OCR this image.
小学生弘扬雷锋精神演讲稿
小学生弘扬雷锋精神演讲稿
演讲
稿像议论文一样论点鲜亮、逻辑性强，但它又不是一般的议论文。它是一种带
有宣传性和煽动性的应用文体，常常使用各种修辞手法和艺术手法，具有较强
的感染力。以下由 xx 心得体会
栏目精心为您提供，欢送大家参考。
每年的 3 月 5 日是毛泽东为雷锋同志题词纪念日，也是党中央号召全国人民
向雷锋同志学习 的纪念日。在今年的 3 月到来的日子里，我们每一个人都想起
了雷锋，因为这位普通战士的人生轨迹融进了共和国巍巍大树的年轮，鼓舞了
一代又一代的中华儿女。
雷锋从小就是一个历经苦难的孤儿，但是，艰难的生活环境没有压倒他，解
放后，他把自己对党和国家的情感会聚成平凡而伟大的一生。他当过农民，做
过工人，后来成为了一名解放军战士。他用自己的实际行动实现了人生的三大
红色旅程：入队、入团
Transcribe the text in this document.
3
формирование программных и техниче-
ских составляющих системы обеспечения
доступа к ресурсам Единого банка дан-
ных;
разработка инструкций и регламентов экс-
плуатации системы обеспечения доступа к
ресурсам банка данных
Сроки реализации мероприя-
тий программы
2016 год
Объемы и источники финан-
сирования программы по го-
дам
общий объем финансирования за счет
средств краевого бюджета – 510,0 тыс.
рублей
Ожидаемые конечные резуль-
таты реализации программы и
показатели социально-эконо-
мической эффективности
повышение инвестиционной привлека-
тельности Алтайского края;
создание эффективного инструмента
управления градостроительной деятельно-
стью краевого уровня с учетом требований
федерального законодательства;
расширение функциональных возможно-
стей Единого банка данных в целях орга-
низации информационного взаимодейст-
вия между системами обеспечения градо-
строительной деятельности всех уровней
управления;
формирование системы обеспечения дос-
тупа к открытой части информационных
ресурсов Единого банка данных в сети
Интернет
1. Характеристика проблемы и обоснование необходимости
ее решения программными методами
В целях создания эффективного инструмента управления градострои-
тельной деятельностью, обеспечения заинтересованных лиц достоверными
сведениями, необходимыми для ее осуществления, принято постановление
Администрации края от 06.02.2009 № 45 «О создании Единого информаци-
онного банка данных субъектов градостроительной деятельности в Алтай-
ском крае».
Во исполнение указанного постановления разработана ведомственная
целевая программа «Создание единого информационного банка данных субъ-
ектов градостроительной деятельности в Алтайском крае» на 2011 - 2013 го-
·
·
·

■ What is being asked: Type out the entries again, word for word.

■ Worked answer:
OCR this image.
小学生弘扬雷锋精神演讲稿
小学生弘扬雷锋精神演讲稿
演讲
稿像议论文一样论点鲜亮、逻辑性强，但它又不是一般的议论文。它是一种带
有宣传性和煽动性的应用文体，常常使用各种修辞手法和艺术手法，具有较强
的感染力。以下由 xx 心得体会
栏目精心为您提供，欢送大家参考。
每年的 3 月 5 日是毛泽东为雷锋同志题词纪念日，也是党中央号召全国人民
向雷锋同志学习 的纪念日。在今年的 3 月到来的日子里，我们每一个人都想起
了雷锋，因为这位普通战士的人生轨迹融进了共和国巍巍大树的年轮，鼓舞了
一代又一代的中华儿女。
雷锋从小就是一个历经苦难的孤儿，但是，艰难的生活环境没有压倒他，解
放后，他把自己对党和国家的情感会聚成平凡而伟大的一生。他当过农民，做
过工人，后来成为了一名解放军战士。他用自己的实际行动实现了人生的三大
红色旅程：入队、入团
Transcribe the text in this document.
3
формирование программных и техниче-
ских составляющих системы обеспечения
доступа к ресурсам Единого банка дан-
ных;
разработка инструкций и регламентов экс-
плуатации системы обеспечения доступа к
ресурсам банка данных
Сроки реализации мероприя-
тий программы
2016 год
Объемы и источники финан-
сирования программы по го-
дам
общий объем финансирования за счет
средств краевого бюджета – 510,0 тыс.
рублей
Ожидаемые конечные резуль-
таты реализации программы и
показатели социально-эконо-
мической эффективности
повышение инвестиционной привлека-
тельности Алтайского края;
создание эффективного инструмента
управления градостроительной деятельно-
стью краевого уровня с учетом требований
федерального законодательства;
расширение функциональных возможно-
стей Единого банка данных в целях орга-
низации информационного взаимодейст-
вия между системами обеспечения градо-
строительной деятельности всех уровней
управления;
формирование системы обеспечения дос-
тупа к открытой части информационных
ресурсов Единого банка данных в сети
Интернет
1. Характеристика проблемы и обоснование необходимости
ее решения программными методами
В целях создания эффективного инструмента управления градострои-
тельной деятельностью, обеспечения заинтересованных лиц достоверными
сведениями, необходимыми для ее осуществления, принято постановление
Администрации края от 06.02.2009 № 45 «О создании Единого информаци-
онного банка данных субъектов градостроительной деятельности в Алтай-
ском крае».
Во исполнение указанного постановления разработана ведомственная
целевая программа «Создание единого информационного банка данных субъ-
ектов градостроительной деятельности в Алтайском крае» на 2011 - 2013 го-
·
·
·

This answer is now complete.